## DIRECTIONS
Copy every line of the listing below word for word.

Stored data:
..........
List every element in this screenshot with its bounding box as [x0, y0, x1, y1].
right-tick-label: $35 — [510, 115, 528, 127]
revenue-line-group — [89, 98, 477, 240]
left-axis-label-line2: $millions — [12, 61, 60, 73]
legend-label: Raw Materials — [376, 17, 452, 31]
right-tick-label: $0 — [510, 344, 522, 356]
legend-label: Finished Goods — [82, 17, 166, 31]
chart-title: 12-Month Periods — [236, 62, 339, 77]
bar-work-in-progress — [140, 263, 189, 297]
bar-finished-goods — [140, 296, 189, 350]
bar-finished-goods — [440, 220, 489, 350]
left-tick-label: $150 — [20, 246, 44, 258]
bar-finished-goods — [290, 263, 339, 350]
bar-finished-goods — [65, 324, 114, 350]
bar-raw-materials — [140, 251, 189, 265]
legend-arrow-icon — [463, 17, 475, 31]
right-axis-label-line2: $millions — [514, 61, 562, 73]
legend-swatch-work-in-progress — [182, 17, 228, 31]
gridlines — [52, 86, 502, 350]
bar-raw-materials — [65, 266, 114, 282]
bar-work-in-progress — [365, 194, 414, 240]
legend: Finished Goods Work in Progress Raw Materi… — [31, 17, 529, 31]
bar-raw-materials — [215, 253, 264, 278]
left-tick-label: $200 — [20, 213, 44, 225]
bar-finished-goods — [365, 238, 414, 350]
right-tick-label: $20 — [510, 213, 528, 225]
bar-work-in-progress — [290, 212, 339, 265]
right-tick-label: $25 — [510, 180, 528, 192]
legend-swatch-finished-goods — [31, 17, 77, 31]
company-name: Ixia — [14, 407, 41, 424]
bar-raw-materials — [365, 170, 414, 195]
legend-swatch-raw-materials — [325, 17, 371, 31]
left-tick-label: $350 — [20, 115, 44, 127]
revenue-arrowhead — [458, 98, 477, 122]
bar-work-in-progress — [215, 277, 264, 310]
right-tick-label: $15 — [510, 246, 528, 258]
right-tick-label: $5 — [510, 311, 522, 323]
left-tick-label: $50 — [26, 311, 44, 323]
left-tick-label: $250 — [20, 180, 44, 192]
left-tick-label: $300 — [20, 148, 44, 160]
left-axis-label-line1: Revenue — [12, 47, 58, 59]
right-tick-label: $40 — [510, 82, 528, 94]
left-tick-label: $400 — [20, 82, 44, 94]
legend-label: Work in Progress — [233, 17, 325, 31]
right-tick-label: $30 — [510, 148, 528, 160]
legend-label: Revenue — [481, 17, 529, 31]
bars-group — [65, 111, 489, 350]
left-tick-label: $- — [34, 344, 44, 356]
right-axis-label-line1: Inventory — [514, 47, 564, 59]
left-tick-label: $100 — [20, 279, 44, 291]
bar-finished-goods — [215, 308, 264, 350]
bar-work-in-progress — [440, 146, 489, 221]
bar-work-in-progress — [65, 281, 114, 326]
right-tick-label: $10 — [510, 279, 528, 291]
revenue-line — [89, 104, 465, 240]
..........
## RESULT FOR THIS EXERCISE
List every element in this screenshot with its bounding box as [x0, y0, x1, y1].
right-tick-label: $35 — [510, 115, 528, 127]
revenue-line-group — [89, 98, 477, 240]
left-axis-label-line2: $millions — [12, 61, 60, 73]
legend-label: Raw Materials — [376, 17, 452, 31]
right-tick-label: $0 — [510, 344, 522, 356]
legend-label: Finished Goods — [82, 17, 166, 31]
chart-title: 12-Month Periods — [236, 62, 339, 77]
bar-work-in-progress — [140, 263, 189, 297]
bar-finished-goods — [140, 296, 189, 350]
bar-finished-goods — [440, 220, 489, 350]
left-tick-label: $150 — [20, 246, 44, 258]
bar-finished-goods — [290, 263, 339, 350]
bar-finished-goods — [65, 324, 114, 350]
bar-raw-materials — [140, 251, 189, 265]
legend-arrow-icon — [463, 17, 475, 31]
right-axis-label-line2: $millions — [514, 61, 562, 73]
legend-swatch-work-in-progress — [182, 17, 228, 31]
gridlines — [52, 86, 502, 350]
bar-raw-materials — [65, 266, 114, 282]
bar-work-in-progress — [365, 194, 414, 240]
legend: Finished Goods Work in Progress Raw Materi… — [31, 17, 529, 31]
bar-raw-materials — [215, 253, 264, 278]
left-tick-label: $200 — [20, 213, 44, 225]
bar-finished-goods — [365, 238, 414, 350]
right-tick-label: $20 — [510, 213, 528, 225]
bar-work-in-progress — [290, 212, 339, 265]
right-tick-label: $25 — [510, 180, 528, 192]
legend-swatch-finished-goods — [31, 17, 77, 31]
company-name: Ixia — [14, 407, 41, 424]
bar-raw-materials — [365, 170, 414, 195]
legend-swatch-raw-materials — [325, 17, 371, 31]
left-tick-label: $350 — [20, 115, 44, 127]
revenue-arrowhead — [458, 98, 477, 122]
bar-work-in-progress — [215, 277, 264, 310]
right-tick-label: $15 — [510, 246, 528, 258]
right-tick-label: $5 — [510, 311, 522, 323]
left-tick-label: $50 — [26, 311, 44, 323]
left-tick-label: $250 — [20, 180, 44, 192]
left-tick-label: $300 — [20, 148, 44, 160]
left-axis-label-line1: Revenue — [12, 47, 58, 59]
right-tick-label: $40 — [510, 82, 528, 94]
left-tick-label: $400 — [20, 82, 44, 94]
legend-label: Work in Progress — [233, 17, 325, 31]
right-tick-label: $30 — [510, 148, 528, 160]
legend-label: Revenue — [481, 17, 529, 31]
bars-group — [65, 111, 489, 350]
left-tick-label: $- — [34, 344, 44, 356]
right-axis-label-line1: Inventory — [514, 47, 564, 59]
left-tick-label: $100 — [20, 279, 44, 291]
bar-finished-goods — [215, 308, 264, 350]
bar-work-in-progress — [440, 146, 489, 221]
bar-work-in-progress — [65, 281, 114, 326]
right-tick-label: $10 — [510, 279, 528, 291]
revenue-line — [89, 104, 465, 240]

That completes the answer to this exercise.